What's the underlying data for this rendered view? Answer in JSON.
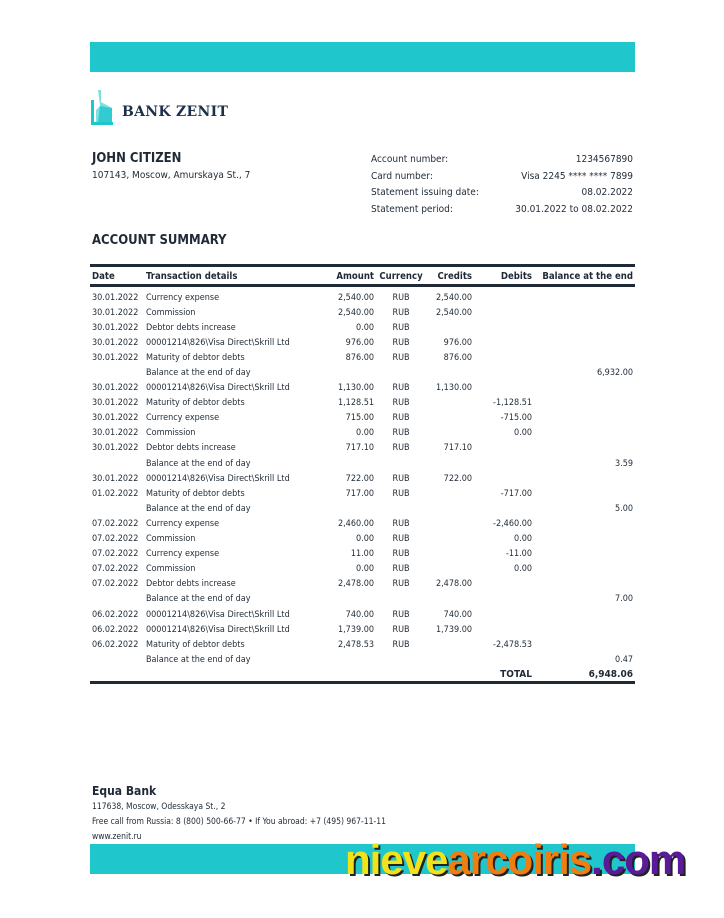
{
  "brand": {
    "name": "BANK ZENIT",
    "accent": "#1fc6cc"
  },
  "customer": {
    "name": "JOHN CITIZEN",
    "address": "107143, Moscow, Amurskaya St., 7"
  },
  "info": [
    {
      "label": "Account number:",
      "value": "1234567890"
    },
    {
      "label": "Card number:",
      "value": "Visa 2245 **** **** 7899"
    },
    {
      "label": "Statement issuing date:",
      "value": "08.02.2022"
    },
    {
      "label": "Statement period:",
      "value": "30.01.2022 to 08.02.2022"
    }
  ],
  "summary_title": "ACCOUNT SUMMARY",
  "table": {
    "headers": [
      "Date",
      "Transaction details",
      "Amount",
      "Currency",
      "Credits",
      "Debits",
      "Balance at the end"
    ],
    "rows": [
      [
        "30.01.2022",
        "Currency expense",
        "2,540.00",
        "RUB",
        "2,540.00",
        "",
        ""
      ],
      [
        "30.01.2022",
        "Commission",
        "2,540.00",
        "RUB",
        "2,540.00",
        "",
        ""
      ],
      [
        "30.01.2022",
        "Debtor debts increase",
        "0.00",
        "RUB",
        "",
        "",
        ""
      ],
      [
        "30.01.2022",
        "00001214\\826\\Visa Direct\\Skrill Ltd",
        "976.00",
        "RUB",
        "976.00",
        "",
        ""
      ],
      [
        "30.01.2022",
        "Maturity of debtor debts",
        "876.00",
        "RUB",
        "876.00",
        "",
        ""
      ],
      [
        "",
        "Balance at the end of day",
        "",
        "",
        "",
        "",
        "6,932.00"
      ],
      [
        "30.01.2022",
        "00001214\\826\\Visa Direct\\Skrill Ltd",
        "1,130.00",
        "RUB",
        "1,130.00",
        "",
        ""
      ],
      [
        "30.01.2022",
        "Maturity of debtor debts",
        "1,128.51",
        "RUB",
        "",
        "-1,128.51",
        ""
      ],
      [
        "30.01.2022",
        "Currency expense",
        "715.00",
        "RUB",
        "",
        "-715.00",
        ""
      ],
      [
        "30.01.2022",
        "Commission",
        "0.00",
        "RUB",
        "",
        "0.00",
        ""
      ],
      [
        "30.01.2022",
        "Debtor debts increase",
        "717.10",
        "RUB",
        "717.10",
        "",
        ""
      ],
      [
        "",
        "Balance at the end of day",
        "",
        "",
        "",
        "",
        "3.59"
      ],
      [
        "30.01.2022",
        "00001214\\826\\Visa Direct\\Skrill Ltd",
        "722.00",
        "RUB",
        "722.00",
        "",
        ""
      ],
      [
        "01.02.2022",
        "Maturity of debtor debts",
        "717.00",
        "RUB",
        "",
        "-717.00",
        ""
      ],
      [
        "",
        "Balance at the end of day",
        "",
        "",
        "",
        "",
        "5.00"
      ],
      [
        "07.02.2022",
        "Currency expense",
        "2,460.00",
        "RUB",
        "",
        "-2,460.00",
        ""
      ],
      [
        "07.02.2022",
        "Commission",
        "0.00",
        "RUB",
        "",
        "0.00",
        ""
      ],
      [
        "07.02.2022",
        "Currency expense",
        "11.00",
        "RUB",
        "",
        "-11.00",
        ""
      ],
      [
        "07.02.2022",
        "Commission",
        "0.00",
        "RUB",
        "",
        "0.00",
        ""
      ],
      [
        "07.02.2022",
        "Debtor debts increase",
        "2,478.00",
        "RUB",
        "2,478.00",
        "",
        ""
      ],
      [
        "",
        "Balance at the end of day",
        "",
        "",
        "",
        "",
        "7.00"
      ],
      [
        "06.02.2022",
        "00001214\\826\\Visa Direct\\Skrill Ltd",
        "740.00",
        "RUB",
        "740.00",
        "",
        ""
      ],
      [
        "06.02.2022",
        "00001214\\826\\Visa Direct\\Skrill Ltd",
        "1,739.00",
        "RUB",
        "1,739.00",
        "",
        ""
      ],
      [
        "06.02.2022",
        "Maturity of debtor debts",
        "2,478.53",
        "RUB",
        "",
        "-2,478.53",
        ""
      ],
      [
        "",
        "Balance at the end of day",
        "",
        "",
        "",
        "",
        "0.47"
      ]
    ],
    "total_label": "TOTAL",
    "total_value": "6,948.06"
  },
  "footer": {
    "bank": "Equa Bank",
    "address": "117638, Moscow, Odesskaya St., 2",
    "phones": "Free call from Russia: 8 (800) 500-66-77 • If You abroad: +7 (495) 967-11-11",
    "website": "www.zenit.ru"
  },
  "watermark": {
    "parts": [
      {
        "text": "nieve",
        "color": "#f2e21a"
      },
      {
        "text": "arcoiris",
        "color": "#f07d10"
      },
      {
        "text": ".com",
        "color": "#5a1a9a"
      }
    ]
  }
}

---

* WRITTEN EXERCISE *
Retype each line of the listing above word for word. Exclude the pictures.

* IN RESPONSE *
What's the underlying data for this rendered view? Answer in JSON.
{
  "brand": {
    "name": "BANK ZENIT",
    "accent": "#1fc6cc"
  },
  "customer": {
    "name": "JOHN CITIZEN",
    "address": "107143, Moscow, Amurskaya St., 7"
  },
  "info": [
    {
      "label": "Account number:",
      "value": "1234567890"
    },
    {
      "label": "Card number:",
      "value": "Visa 2245 **** **** 7899"
    },
    {
      "label": "Statement issuing date:",
      "value": "08.02.2022"
    },
    {
      "label": "Statement period:",
      "value": "30.01.2022 to 08.02.2022"
    }
  ],
  "summary_title": "ACCOUNT SUMMARY",
  "table": {
    "headers": [
      "Date",
      "Transaction details",
      "Amount",
      "Currency",
      "Credits",
      "Debits",
      "Balance at the end"
    ],
    "rows": [
      [
        "30.01.2022",
        "Currency expense",
        "2,540.00",
        "RUB",
        "2,540.00",
        "",
        ""
      ],
      [
        "30.01.2022",
        "Commission",
        "2,540.00",
        "RUB",
        "2,540.00",
        "",
        ""
      ],
      [
        "30.01.2022",
        "Debtor debts increase",
        "0.00",
        "RUB",
        "",
        "",
        ""
      ],
      [
        "30.01.2022",
        "00001214\\826\\Visa Direct\\Skrill Ltd",
        "976.00",
        "RUB",
        "976.00",
        "",
        ""
      ],
      [
        "30.01.2022",
        "Maturity of debtor debts",
        "876.00",
        "RUB",
        "876.00",
        "",
        ""
      ],
      [
        "",
        "Balance at the end of day",
        "",
        "",
        "",
        "",
        "6,932.00"
      ],
      [
        "30.01.2022",
        "00001214\\826\\Visa Direct\\Skrill Ltd",
        "1,130.00",
        "RUB",
        "1,130.00",
        "",
        ""
      ],
      [
        "30.01.2022",
        "Maturity of debtor debts",
        "1,128.51",
        "RUB",
        "",
        "-1,128.51",
        ""
      ],
      [
        "30.01.2022",
        "Currency expense",
        "715.00",
        "RUB",
        "",
        "-715.00",
        ""
      ],
      [
        "30.01.2022",
        "Commission",
        "0.00",
        "RUB",
        "",
        "0.00",
        ""
      ],
      [
        "30.01.2022",
        "Debtor debts increase",
        "717.10",
        "RUB",
        "717.10",
        "",
        ""
      ],
      [
        "",
        "Balance at the end of day",
        "",
        "",
        "",
        "",
        "3.59"
      ],
      [
        "30.01.2022",
        "00001214\\826\\Visa Direct\\Skrill Ltd",
        "722.00",
        "RUB",
        "722.00",
        "",
        ""
      ],
      [
        "01.02.2022",
        "Maturity of debtor debts",
        "717.00",
        "RUB",
        "",
        "-717.00",
        ""
      ],
      [
        "",
        "Balance at the end of day",
        "",
        "",
        "",
        "",
        "5.00"
      ],
      [
        "07.02.2022",
        "Currency expense",
        "2,460.00",
        "RUB",
        "",
        "-2,460.00",
        ""
      ],
      [
        "07.02.2022",
        "Commission",
        "0.00",
        "RUB",
        "",
        "0.00",
        ""
      ],
      [
        "07.02.2022",
        "Currency expense",
        "11.00",
        "RUB",
        "",
        "-11.00",
        ""
      ],
      [
        "07.02.2022",
        "Commission",
        "0.00",
        "RUB",
        "",
        "0.00",
        ""
      ],
      [
        "07.02.2022",
        "Debtor debts increase",
        "2,478.00",
        "RUB",
        "2,478.00",
        "",
        ""
      ],
      [
        "",
        "Balance at the end of day",
        "",
        "",
        "",
        "",
        "7.00"
      ],
      [
        "06.02.2022",
        "00001214\\826\\Visa Direct\\Skrill Ltd",
        "740.00",
        "RUB",
        "740.00",
        "",
        ""
      ],
      [
        "06.02.2022",
        "00001214\\826\\Visa Direct\\Skrill Ltd",
        "1,739.00",
        "RUB",
        "1,739.00",
        "",
        ""
      ],
      [
        "06.02.2022",
        "Maturity of debtor debts",
        "2,478.53",
        "RUB",
        "",
        "-2,478.53",
        ""
      ],
      [
        "",
        "Balance at the end of day",
        "",
        "",
        "",
        "",
        "0.47"
      ]
    ],
    "total_label": "TOTAL",
    "total_value": "6,948.06"
  },
  "footer": {
    "bank": "Equa Bank",
    "address": "117638, Moscow, Odesskaya St., 2",
    "phones": "Free call from Russia: 8 (800) 500-66-77 • If You abroad: +7 (495) 967-11-11",
    "website": "www.zenit.ru"
  },
  "watermark": {
    "parts": [
      {
        "text": "nieve",
        "color": "#f2e21a"
      },
      {
        "text": "arcoiris",
        "color": "#f07d10"
      },
      {
        "text": ".com",
        "color": "#5a1a9a"
      }
    ]
  }
}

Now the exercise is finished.